THE TASK
Below are records; work out how many of their lines contain "salut" and give only that number.
═════ SUPPLIED RECORDS
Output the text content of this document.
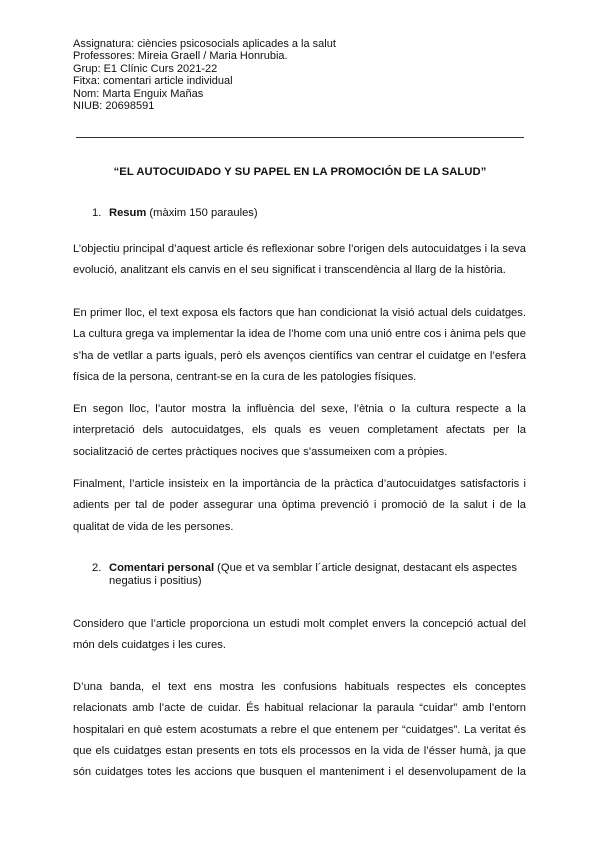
Assignatura: ciències psicosocials aplicades a la salut
Professores: Mireia Graell / Maria Honrubia.
Grup: E1 Clínic Curs 2021-22
Fitxa: comentari article individual
Nom: Marta Enguix Mañas
NIUB: 20698591
“EL AUTOCUIDADO Y SU PAPEL EN LA PROMOCIÓN DE LA SALUD”
1. Resum (màxim 150 paraules)
L’objectiu principal d’aquest article és reflexionar sobre l’origen dels autocuidatges i la seva
evolució, analitzant els canvis en el seu significat i transcendència al llarg de la història.
En primer lloc, el text exposa els factors que han condicionat la visió actual dels cuidatges.
La cultura grega va implementar la idea de l’home com una unió entre cos i ànima pels que
s’ha de vetllar a parts iguals, però els avenços científics van centrar el cuidatge en l’esfera
física de la persona, centrant-se en la cura de les patologies físiques.
En segon lloc, l’autor mostra la influència del sexe, l’ètnia o la cultura respecte a la
interpretació dels autocuidatges, els quals es veuen completament afectats per la
socialització de certes pràctiques nocives que s’assumeixen com a pròpies.
Finalment, l’article insisteix en la importància de la pràctica d’autocuidatges satisfactoris i
adients per tal de poder assegurar una òptima prevenció i promoció de la salut i de la
qualitat de vida de les persones.
2. Comentari personal (Que et va semblar l´article designat, destacant els aspectes
negatius i positius)
Considero que l’article proporciona un estudi molt complet envers la concepció actual del
món dels cuidatges i les cures.
D’una banda, el text ens mostra les confusions habituals respectes els conceptes
relacionats amb l’acte de cuidar. És habitual relacionar la paraula “cuidar” amb l’entorn
hospitalari en què estem acostumats a rebre el que entenem per “cuidatges”. La veritat és
que els cuidatges estan presents en tots els processos en la vida de l’ésser humà, ja que
són cuidatges totes les accions que busquen el manteniment i el desenvolupament de la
══════════
FINAL RESULT
2